The records:
:::
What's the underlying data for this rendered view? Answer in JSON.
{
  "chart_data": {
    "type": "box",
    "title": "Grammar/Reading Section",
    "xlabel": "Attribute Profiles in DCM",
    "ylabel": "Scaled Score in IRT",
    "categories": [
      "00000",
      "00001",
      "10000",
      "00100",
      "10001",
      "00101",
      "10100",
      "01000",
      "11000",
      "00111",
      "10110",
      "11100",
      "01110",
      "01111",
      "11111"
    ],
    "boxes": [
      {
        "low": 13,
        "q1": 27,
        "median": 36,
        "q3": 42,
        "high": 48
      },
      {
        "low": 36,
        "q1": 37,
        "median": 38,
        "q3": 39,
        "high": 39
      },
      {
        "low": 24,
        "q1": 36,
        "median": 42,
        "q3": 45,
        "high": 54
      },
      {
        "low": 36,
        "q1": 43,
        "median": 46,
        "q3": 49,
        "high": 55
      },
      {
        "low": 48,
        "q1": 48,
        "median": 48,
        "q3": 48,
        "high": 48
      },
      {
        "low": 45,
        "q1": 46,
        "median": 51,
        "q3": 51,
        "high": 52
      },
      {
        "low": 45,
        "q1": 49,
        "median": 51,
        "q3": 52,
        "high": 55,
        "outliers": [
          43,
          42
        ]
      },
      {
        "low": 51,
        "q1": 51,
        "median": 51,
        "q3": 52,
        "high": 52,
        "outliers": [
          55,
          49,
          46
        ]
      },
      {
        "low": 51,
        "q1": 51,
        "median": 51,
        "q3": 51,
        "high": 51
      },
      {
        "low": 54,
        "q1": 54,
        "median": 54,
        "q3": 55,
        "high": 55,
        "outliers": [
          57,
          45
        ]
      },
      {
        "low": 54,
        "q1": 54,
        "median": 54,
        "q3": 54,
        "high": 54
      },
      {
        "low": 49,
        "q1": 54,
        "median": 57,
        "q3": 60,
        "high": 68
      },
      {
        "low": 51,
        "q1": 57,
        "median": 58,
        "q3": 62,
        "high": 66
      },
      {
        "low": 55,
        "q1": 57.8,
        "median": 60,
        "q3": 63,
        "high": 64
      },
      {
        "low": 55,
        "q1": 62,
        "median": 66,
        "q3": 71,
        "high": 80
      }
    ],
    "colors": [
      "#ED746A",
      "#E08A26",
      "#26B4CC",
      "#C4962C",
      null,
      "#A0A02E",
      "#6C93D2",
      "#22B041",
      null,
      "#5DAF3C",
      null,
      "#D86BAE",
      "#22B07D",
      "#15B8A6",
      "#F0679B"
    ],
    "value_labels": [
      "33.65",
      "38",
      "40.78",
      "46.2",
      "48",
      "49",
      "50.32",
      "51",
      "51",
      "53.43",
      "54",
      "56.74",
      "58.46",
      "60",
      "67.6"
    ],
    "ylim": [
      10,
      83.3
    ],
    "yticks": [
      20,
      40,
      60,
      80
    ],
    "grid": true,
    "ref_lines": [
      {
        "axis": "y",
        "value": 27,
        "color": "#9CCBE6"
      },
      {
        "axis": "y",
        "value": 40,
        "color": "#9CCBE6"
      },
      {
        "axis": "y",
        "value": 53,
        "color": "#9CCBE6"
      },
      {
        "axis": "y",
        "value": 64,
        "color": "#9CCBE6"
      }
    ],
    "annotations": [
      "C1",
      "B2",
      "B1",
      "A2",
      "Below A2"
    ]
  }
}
:::
Given instruction:
Transcribe the data. Leave every line exactly as it is.

Written reply:
What's the underlying data for this rendered view? Answer in JSON.
{
  "chart_data": {
    "type": "box",
    "title": "Grammar/Reading Section",
    "xlabel": "Attribute Profiles in DCM",
    "ylabel": "Scaled Score in IRT",
    "categories": [
      "00000",
      "00001",
      "10000",
      "00100",
      "10001",
      "00101",
      "10100",
      "01000",
      "11000",
      "00111",
      "10110",
      "11100",
      "01110",
      "01111",
      "11111"
    ],
    "boxes": [
      {
        "low": 13,
        "q1": 27,
        "median": 36,
        "q3": 42,
        "high": 48
      },
      {
        "low": 36,
        "q1": 37,
        "median": 38,
        "q3": 39,
        "high": 39
      },
      {
        "low": 24,
        "q1": 36,
        "median": 42,
        "q3": 45,
        "high": 54
      },
      {
        "low": 36,
        "q1": 43,
        "median": 46,
        "q3": 49,
        "high": 55
      },
      {
        "low": 48,
        "q1": 48,
        "median": 48,
        "q3": 48,
        "high": 48
      },
      {
        "low": 45,
        "q1": 46,
        "median": 51,
        "q3": 51,
        "high": 52
      },
      {
        "low": 45,
        "q1": 49,
        "median": 51,
        "q3": 52,
        "high": 55,
        "outliers": [
          43,
          42
        ]
      },
      {
        "low": 51,
        "q1": 51,
        "median": 51,
        "q3": 52,
        "high": 52,
        "outliers": [
          55,
          49,
          46
        ]
      },
      {
        "low": 51,
        "q1": 51,
        "median": 51,
        "q3": 51,
        "high": 51
      },
      {
        "low": 54,
        "q1": 54,
        "median": 54,
        "q3": 55,
        "high": 55,
        "outliers": [
          57,
          45
        ]
      },
      {
        "low": 54,
        "q1": 54,
        "median": 54,
        "q3": 54,
        "high": 54
      },
      {
        "low": 49,
        "q1": 54,
        "median": 57,
        "q3": 60,
        "high": 68
      },
      {
        "low": 51,
        "q1": 57,
        "median": 58,
        "q3": 62,
        "high": 66
      },
      {
        "low": 55,
        "q1": 57.8,
        "median": 60,
        "q3": 63,
        "high": 64
      },
      {
        "low": 55,
        "q1": 62,
        "median": 66,
        "q3": 71,
        "high": 80
      }
    ],
    "colors": [
      "#ED746A",
      "#E08A26",
      "#26B4CC",
      "#C4962C",
      null,
      "#A0A02E",
      "#6C93D2",
      "#22B041",
      null,
      "#5DAF3C",
      null,
      "#D86BAE",
      "#22B07D",
      "#15B8A6",
      "#F0679B"
    ],
    "value_labels": [
      "33.65",
      "38",
      "40.78",
      "46.2",
      "48",
      "49",
      "50.32",
      "51",
      "51",
      "53.43",
      "54",
      "56.74",
      "58.46",
      "60",
      "67.6"
    ],
    "ylim": [
      10,
      83.3
    ],
    "yticks": [
      20,
      40,
      60,
      80
    ],
    "grid": true,
    "ref_lines": [
      {
        "axis": "y",
        "value": 27,
        "color": "#9CCBE6"
      },
      {
        "axis": "y",
        "value": 40,
        "color": "#9CCBE6"
      },
      {
        "axis": "y",
        "value": 53,
        "color": "#9CCBE6"
      },
      {
        "axis": "y",
        "value": 64,
        "color": "#9CCBE6"
      }
    ],
    "annotations": [
      "C1",
      "B2",
      "B1",
      "A2",
      "Below A2"
    ]
  }
}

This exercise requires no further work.